Begin ROWS
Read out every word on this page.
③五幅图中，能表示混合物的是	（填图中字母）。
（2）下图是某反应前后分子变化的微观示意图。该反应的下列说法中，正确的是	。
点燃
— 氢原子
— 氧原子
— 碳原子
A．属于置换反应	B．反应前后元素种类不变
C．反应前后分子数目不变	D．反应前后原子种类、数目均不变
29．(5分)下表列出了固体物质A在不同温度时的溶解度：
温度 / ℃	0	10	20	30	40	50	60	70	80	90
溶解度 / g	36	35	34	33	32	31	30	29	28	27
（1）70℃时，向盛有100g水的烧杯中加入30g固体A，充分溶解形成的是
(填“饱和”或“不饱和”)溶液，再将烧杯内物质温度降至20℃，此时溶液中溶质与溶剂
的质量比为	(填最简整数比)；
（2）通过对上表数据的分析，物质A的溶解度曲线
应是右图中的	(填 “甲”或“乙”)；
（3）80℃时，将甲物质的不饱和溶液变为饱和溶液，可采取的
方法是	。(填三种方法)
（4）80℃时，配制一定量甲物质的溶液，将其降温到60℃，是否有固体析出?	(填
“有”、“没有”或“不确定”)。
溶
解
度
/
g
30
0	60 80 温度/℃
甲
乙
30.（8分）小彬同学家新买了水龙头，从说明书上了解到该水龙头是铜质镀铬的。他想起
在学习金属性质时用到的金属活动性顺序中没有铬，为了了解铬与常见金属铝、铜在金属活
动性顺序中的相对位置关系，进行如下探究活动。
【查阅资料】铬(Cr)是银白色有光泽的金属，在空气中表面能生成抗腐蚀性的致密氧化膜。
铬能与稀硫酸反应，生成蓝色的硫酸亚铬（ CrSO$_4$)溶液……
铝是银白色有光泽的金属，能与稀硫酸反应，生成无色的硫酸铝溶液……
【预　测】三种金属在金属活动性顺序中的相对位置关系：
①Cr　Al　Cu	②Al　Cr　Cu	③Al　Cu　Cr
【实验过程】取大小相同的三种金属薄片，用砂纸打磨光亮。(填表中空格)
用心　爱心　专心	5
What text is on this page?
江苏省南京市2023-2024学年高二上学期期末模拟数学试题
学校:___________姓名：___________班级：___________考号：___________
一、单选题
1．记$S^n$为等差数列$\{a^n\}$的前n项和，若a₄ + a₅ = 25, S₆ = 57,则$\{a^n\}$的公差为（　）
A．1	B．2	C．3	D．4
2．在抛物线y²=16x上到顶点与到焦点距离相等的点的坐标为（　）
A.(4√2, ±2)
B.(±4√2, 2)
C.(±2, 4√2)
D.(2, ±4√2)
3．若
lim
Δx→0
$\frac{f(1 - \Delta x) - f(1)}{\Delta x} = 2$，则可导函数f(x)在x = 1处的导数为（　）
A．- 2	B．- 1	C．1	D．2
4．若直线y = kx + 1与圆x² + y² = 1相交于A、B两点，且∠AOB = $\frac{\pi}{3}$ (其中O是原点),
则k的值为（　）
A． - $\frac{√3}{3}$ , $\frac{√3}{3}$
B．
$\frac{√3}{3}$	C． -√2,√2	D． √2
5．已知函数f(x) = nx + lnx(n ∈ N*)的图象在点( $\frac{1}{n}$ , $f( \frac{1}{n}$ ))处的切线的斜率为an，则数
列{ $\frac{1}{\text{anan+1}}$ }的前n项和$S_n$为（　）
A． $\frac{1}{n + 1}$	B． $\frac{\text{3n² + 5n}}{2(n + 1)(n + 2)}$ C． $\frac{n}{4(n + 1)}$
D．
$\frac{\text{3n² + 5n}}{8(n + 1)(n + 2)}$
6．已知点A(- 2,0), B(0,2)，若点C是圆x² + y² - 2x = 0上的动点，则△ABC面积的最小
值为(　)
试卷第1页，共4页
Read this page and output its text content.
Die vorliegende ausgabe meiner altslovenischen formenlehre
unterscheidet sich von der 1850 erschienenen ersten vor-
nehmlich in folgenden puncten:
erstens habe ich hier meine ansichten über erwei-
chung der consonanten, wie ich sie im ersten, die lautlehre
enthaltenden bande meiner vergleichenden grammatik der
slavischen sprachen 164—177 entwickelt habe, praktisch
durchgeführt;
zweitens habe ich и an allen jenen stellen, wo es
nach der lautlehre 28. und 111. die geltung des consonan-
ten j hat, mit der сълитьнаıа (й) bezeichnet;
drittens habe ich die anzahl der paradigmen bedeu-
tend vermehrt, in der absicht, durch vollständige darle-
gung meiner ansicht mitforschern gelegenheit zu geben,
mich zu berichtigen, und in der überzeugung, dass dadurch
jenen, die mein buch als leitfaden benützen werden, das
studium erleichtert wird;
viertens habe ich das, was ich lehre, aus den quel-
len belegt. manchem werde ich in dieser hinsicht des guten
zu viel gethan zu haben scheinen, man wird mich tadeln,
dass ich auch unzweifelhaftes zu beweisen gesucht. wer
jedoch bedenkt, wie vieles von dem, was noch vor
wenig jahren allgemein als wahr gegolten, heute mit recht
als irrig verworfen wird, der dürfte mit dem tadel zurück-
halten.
End ROWS
SHORT TASK — From the listing above, copy every line that includes the word "Read".

OUTPUT OF THE EXERCISE —
Read out every word on this page.
Read this page and output its text content.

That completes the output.